# Instructions for the task
Establish how many lines in the material include the string "this" and report it as a lone number.

# Extracted records
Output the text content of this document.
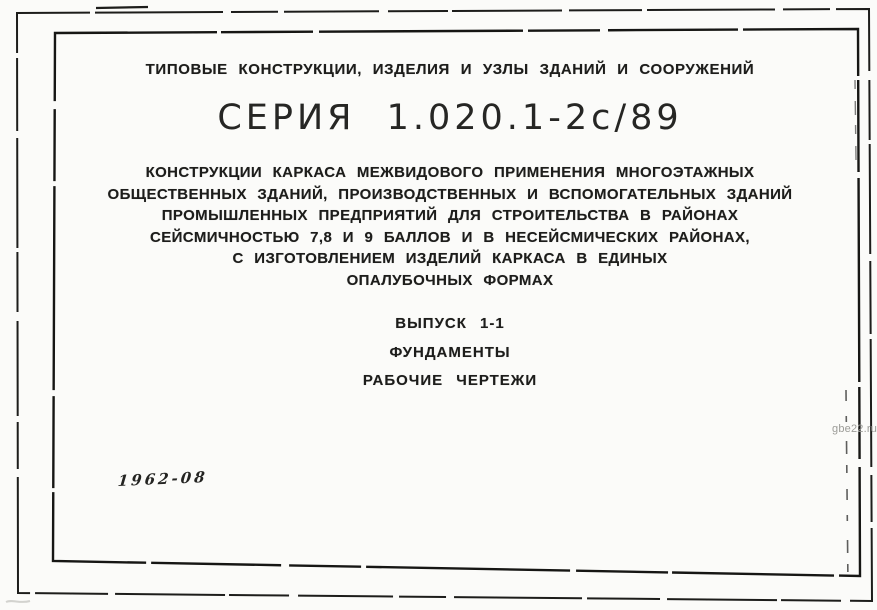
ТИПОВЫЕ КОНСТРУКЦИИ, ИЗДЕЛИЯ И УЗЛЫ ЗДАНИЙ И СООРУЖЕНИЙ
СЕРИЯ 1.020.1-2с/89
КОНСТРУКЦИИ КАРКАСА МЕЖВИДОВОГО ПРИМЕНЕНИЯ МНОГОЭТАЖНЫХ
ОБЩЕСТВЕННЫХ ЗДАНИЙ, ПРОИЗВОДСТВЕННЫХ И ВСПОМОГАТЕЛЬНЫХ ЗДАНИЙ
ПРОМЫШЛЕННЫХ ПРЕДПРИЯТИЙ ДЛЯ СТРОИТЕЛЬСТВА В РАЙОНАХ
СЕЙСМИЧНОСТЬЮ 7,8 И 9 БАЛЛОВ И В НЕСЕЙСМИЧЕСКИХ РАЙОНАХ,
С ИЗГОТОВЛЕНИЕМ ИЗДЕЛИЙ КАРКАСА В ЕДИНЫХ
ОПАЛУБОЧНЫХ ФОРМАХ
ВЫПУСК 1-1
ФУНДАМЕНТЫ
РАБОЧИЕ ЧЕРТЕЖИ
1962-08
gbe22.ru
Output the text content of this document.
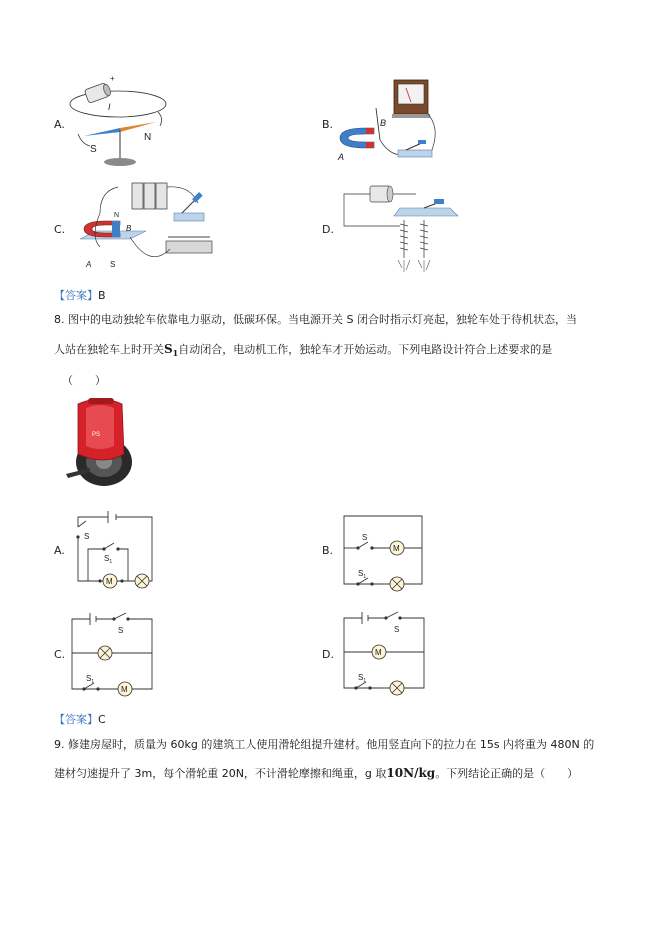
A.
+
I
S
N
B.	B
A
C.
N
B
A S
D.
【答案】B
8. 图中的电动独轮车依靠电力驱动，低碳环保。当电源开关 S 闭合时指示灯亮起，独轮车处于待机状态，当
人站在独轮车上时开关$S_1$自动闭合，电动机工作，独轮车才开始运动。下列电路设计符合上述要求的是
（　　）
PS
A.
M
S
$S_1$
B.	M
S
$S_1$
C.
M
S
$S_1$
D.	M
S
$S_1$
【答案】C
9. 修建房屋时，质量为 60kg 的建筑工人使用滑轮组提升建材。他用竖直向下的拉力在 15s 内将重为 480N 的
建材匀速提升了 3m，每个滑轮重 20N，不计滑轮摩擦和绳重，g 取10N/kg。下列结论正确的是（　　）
---
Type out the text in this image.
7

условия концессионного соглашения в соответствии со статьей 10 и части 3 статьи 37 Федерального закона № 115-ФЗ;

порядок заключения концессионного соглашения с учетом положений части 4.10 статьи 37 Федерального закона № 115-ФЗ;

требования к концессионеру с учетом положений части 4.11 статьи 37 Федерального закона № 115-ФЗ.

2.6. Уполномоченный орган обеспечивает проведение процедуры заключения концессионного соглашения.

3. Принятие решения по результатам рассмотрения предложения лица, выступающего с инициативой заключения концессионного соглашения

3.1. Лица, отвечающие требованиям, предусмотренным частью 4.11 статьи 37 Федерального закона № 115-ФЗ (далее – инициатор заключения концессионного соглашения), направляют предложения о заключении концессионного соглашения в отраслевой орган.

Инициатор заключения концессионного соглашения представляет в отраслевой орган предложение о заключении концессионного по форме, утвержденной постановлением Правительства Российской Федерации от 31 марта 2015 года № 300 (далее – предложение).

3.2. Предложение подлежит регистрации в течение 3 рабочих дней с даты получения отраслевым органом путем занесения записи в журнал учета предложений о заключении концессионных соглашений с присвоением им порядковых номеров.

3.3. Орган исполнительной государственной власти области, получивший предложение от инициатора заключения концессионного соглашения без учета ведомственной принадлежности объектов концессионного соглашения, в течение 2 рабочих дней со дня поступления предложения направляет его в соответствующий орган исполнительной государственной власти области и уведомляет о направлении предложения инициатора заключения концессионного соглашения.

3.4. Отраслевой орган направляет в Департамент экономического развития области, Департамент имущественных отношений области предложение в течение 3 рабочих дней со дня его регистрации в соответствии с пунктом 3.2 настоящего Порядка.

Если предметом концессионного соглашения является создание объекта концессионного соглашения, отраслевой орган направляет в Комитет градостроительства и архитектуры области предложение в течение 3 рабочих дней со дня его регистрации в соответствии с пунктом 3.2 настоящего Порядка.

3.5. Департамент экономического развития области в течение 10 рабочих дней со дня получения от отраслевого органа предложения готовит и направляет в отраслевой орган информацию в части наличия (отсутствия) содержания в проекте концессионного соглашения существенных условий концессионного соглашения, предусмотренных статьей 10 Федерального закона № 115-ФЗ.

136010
* * *
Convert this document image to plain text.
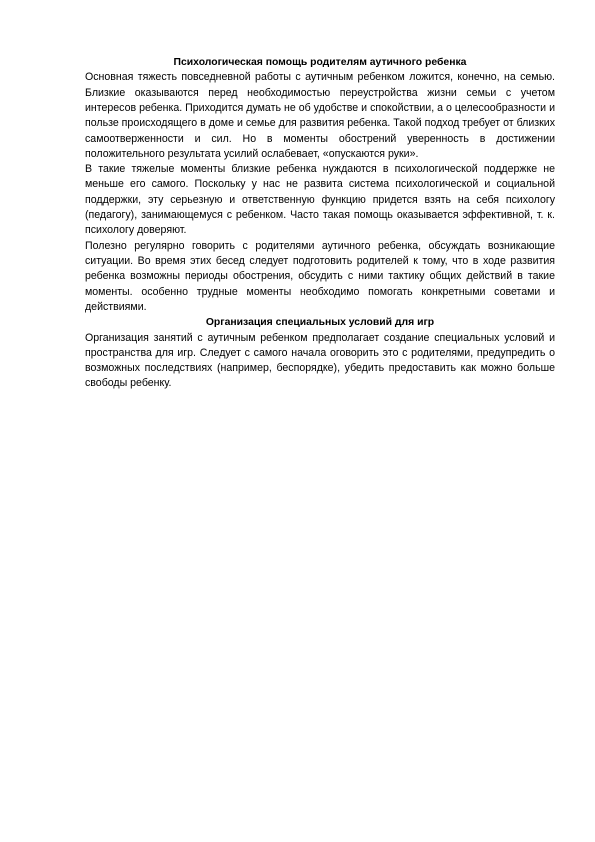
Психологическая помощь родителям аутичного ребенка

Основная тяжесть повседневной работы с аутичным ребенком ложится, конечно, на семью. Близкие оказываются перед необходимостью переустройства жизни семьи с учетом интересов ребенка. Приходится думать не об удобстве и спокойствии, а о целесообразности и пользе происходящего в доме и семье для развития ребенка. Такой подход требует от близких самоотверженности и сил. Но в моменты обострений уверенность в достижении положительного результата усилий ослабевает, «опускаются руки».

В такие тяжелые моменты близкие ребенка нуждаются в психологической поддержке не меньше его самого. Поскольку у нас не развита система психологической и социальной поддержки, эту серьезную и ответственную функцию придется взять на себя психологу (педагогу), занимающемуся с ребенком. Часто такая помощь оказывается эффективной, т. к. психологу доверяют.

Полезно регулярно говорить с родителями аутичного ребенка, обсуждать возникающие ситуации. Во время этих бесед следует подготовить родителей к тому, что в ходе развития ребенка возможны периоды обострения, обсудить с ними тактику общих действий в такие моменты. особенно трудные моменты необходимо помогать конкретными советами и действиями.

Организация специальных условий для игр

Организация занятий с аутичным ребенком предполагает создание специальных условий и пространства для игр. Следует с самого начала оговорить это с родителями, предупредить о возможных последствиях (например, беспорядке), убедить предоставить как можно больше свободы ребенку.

# Exercise solution
4